→ **Task list**:
• 1. Read the Red Sox pitching excerpt and decide whether each statement agrees with it: (a) Hall has made starts at the MLB level. (b) Groome was a first round pick in 2016. (c) Most of Shawaryn's minor league appearances came as a starter. Answer each with yes or no, and quote the deciding words of the excerpt.
• 2. Copy the part of the Red Sox pitching excerpt that begins at the words "Zack Godley" and stops after the words "in 16 innings).".
• 3. Carry on the Red Sox pitching excerpt from the point where it stops.

Hall is the nominal fifth starter, with FanGraphs projecting him to make five starts and pitch 30 innings for the Red Sox this year as of writing. That’s quite an optimistic outlook because Hall has never made a start at the MLB level. He pitched in 21 combined relief appearances over the past two seasons with the Tigers, making his debut in 2018. In that time he has a 9.48 ERA. Something tells me he won’t be the full-time fifth starter.

The Depth Options

Hall could easily fall into this category as well and if we’re being realistic, other than Eovaldi and Perez’s spots in the rotation, we’ll be looking at a revolving door for the starting staff. The 60-player pool for the Red Sox features a number of guys with at least some starting experience who could get an opportunity or two. Here are some of those guys.

Kyle Hart

Hart seems like a really good bet to get some starting work for the Red Sox. He went 9-7 with a 3.86 ERA (4.32 FIP) in 100 13 innings, including 15 starts, in 2019 in Triple-A. He appears ready to at least contribute and will likely go between the bullpen and starting rotation.

Jay Groome

Groome was a first round pick in 2016, but he just hasn’t stayed healthy long enough to really show off his talent. He didn’t pitch at all in 2018 and pitched four innings total a year ago. He’s still a top prospect in the system, but rushing him into the majors during this very weird season would be a bad idea. Still, with who they have available, the Red Sox may have no choice.

Mike Shawaryn

Shawaryn ascended to the majors for the first time last season, performing in some occasional relief roles over the course of the season. The 25-year-old right-hander has been developed more as a starter, with 71 of his career 84 appearances at the minor league level coming in such a role. He’s pitched to a 3.79 ERA across all those games, but let up a 9.74 ERA in his brief stint with the Red Sox a year ago. Still, he has starting experience and that might be all it takes to get someone on the mound for this year’s staff.

Zack Godley

The recently-signed right-hander was brought to Boston for a reason and that reason (presumably) is to start games for the Red Sox. The 30-year-old was a perfectly solid starter for the Arizona Diamondbacks in 2017 (3.41 FIP, 155 innings) and 2018 (3.82 FIP, 178 13 innings), but his strikeout rate plummeted in 2019 and he struggled to maintain a role either as a starter or a reliever for the Diamondbacks and the Toronto Blue Jays, although he showed signs of a bounce back with Toronto (3.94 ERA in 16 innings).

→ **Supplied records**:
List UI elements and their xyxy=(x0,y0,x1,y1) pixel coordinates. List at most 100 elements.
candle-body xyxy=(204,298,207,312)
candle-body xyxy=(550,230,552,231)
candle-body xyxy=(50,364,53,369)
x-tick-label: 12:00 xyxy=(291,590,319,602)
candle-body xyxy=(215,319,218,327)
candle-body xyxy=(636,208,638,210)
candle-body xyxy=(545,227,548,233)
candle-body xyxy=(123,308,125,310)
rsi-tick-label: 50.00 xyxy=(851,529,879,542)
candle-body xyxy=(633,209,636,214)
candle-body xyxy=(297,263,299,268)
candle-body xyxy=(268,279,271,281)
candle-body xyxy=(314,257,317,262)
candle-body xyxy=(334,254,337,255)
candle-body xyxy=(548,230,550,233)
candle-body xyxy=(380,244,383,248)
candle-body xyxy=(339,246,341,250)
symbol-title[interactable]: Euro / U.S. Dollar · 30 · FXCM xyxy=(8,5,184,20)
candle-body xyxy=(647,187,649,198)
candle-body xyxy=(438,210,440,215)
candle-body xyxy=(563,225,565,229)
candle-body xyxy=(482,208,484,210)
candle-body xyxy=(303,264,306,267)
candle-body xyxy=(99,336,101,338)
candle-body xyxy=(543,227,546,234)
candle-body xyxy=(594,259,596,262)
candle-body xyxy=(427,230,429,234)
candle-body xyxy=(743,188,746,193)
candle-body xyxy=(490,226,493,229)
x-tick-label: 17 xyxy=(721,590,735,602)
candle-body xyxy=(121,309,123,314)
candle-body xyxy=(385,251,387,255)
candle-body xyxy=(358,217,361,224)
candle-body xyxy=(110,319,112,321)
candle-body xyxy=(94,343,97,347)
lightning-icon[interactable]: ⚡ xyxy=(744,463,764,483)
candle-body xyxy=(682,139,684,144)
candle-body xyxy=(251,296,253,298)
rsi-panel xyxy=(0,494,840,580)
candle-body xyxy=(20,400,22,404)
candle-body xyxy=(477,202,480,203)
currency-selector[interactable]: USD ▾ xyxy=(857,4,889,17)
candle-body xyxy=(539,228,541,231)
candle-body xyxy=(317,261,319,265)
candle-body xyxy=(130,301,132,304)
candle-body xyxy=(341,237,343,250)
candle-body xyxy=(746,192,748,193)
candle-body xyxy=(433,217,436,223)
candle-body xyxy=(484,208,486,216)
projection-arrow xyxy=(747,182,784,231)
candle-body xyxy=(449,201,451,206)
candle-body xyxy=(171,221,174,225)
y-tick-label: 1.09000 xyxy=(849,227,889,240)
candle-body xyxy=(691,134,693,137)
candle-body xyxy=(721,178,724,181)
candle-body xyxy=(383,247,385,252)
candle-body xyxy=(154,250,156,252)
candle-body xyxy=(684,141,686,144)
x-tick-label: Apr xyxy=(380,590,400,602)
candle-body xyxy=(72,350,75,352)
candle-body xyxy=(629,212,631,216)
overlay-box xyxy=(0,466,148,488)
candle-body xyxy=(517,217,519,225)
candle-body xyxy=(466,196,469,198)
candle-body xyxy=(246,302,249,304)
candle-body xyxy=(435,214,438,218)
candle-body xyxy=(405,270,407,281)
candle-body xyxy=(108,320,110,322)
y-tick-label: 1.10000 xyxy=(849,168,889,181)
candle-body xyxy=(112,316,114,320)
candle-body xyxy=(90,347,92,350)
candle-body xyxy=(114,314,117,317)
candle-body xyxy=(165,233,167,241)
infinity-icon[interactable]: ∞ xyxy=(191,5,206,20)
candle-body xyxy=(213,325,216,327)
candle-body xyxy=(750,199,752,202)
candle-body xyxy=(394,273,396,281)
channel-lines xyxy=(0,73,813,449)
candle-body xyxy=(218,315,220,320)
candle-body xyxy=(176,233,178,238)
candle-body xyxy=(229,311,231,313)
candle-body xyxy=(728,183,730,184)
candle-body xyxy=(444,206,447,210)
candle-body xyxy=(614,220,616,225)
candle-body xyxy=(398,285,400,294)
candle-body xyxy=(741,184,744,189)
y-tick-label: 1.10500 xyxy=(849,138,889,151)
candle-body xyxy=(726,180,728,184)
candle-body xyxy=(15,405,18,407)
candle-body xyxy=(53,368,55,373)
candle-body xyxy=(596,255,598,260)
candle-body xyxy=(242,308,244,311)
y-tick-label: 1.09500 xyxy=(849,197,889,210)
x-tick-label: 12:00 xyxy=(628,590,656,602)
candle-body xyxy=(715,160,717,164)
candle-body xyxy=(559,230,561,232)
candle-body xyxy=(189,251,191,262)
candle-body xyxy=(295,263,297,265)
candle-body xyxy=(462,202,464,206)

→ **List of answers**:
• 1.
(a) No: "Hall has never made a start at the MLB level."
(b) Yes: "Groome was a first round pick in 2016"
(c) Yes: "with 71 of his career 84 appearances at the minor league level coming in such a role"

• 2.
Zack Godley

The recently-signed right-hander was brought to Boston for a reason and that reason (presumably) is to start games for the Red Sox. The 30-year-old was a perfectly solid starter for the Arizona Diamondbacks in 2017 (3.41 FIP, 155 innings) and 2018 (3.82 FIP, 178 13 innings), but his strikeout rate plummeted in 2019 and he struggled to maintain a role either as a starter or a reliever for the Diamondbacks and the Toronto Blue Jays, although he showed signs of a bounce back with Toronto (3.94 ERA in 16 innings).

• 3.
Bryan Mata

Mata is a 21-year-old right-hander and the No. 3 prospect in the Red Sox system, according to FanGraphs. He has started every game in his professional baseball career. Unfortunately, after dominating the lower levels, he took a step back last year in Double A, posting a 5.03 ERA in 11 starts (53 23 innings).

Tanner Houck

A 24-year-old right-hander, Houck was selected in the first round in 2017 and moved pretty quickly through the Red Sox system, winding up in Triple A last season. He got more work as a reliever at that level, and logged a 3.24 ERA vs. a 5.30 FIP, but he has starting experience and a pretty decent slider as well.

Phillips Valdez

Valdez probably projects more as a reliever, but he has some starting experience at the minor league level and has flashed some strong production over the course of 10 years of professional baseball. The 28-year-old right-hander has a 3.76 career ERA across 694 minor league innings (including 89 starts) and finally got his break last year, debuting with the Texas Rangers and posting a 3.94 ERA across 16 innings of relief.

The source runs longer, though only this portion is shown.